_DIRECTIVE_.
Please print the stretch of the teacher pension article from "Opposition to Change" through "to them eventually.", word for word.

**** GIVEN TEXT

The new plan is also expected to attract younger talent and employees according to the Segal report. They also argue the possibility that early retirement benefits can result in unwanted workforce implications.
Opposition to Change
The switch from the pension retirement system to a 401(K) style plan has some local teachers concerned.
“We will have to pay more. I do not like it,” Aldrich said. “This was not a voluntary decision I made as characterized by the system.”
Many feel not enough attention is paid to education funding in general and that teachers are not given enough positive attention as it is. Some are concerned that the new plan will cause cuts to their overall lifetime earnings and do not approve of the fact that their paychecks will take a cut in the present even though all the money comes back to them eventually.
“Teachers don’t necessarily like the fact that they will be paying more upfront to fund their retirement and healthcare but it will ensure the money is there when the time for retirement comes,” Weiss said.
Earlier this fall the Michigan Education Association filed a lawsuit against the changes to the pension method that addressed a time limit of 52 days for teachers to educate themselves on the new system and make required changes. The 52 day time limit was challenged by Ingham County Circuit Court Judge Aquilina within hours of the bills signing.
Aquilina ruled in the case on Nov. 29 that the 52 day period is not enough time for teachers to adequately educate themselves on the legislation and make such a big life changing decision.
“This legislation is extremely complicated and I’ve been working with seasoned legislators who are struggling with all the ins and outs,” Weiss said. “I can understand the wishes for a longer time table.”

********
**** STORED DATA

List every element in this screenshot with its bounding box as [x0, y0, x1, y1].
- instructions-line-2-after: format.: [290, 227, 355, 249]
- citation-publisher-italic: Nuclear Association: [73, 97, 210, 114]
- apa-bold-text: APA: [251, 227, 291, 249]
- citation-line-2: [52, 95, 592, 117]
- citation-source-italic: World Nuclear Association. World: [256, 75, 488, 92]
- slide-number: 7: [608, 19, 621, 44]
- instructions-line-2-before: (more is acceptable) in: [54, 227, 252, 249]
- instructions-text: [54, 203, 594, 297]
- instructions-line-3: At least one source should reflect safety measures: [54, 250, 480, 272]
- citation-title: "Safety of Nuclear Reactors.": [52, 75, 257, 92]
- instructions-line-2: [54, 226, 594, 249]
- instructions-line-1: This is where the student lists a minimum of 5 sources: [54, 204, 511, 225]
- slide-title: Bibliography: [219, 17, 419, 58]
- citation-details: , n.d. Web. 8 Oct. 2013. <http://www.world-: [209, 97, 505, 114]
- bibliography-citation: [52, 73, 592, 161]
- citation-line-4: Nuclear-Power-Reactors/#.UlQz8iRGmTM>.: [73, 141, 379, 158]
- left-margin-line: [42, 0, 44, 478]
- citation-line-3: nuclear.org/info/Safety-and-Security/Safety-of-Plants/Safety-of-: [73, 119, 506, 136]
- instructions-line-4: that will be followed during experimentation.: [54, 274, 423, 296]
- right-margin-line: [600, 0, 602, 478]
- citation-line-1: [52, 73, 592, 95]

********

_EXERCISE RESULT_.
Opposition to Change
The switch from the pension retirement system to a 401(K) style plan has some local teachers concerned.
“We will have to pay more. I do not like it,” Aldrich said. “This was not a voluntary decision I made as characterized by the system.”
Many feel not enough attention is paid to education funding in general and that teachers are not given enough positive attention as it is. Some are concerned that the new plan will cause cuts to their overall lifetime earnings and do not approve of the fact that their paychecks will take a cut in the present even though all the money comes back to them eventually.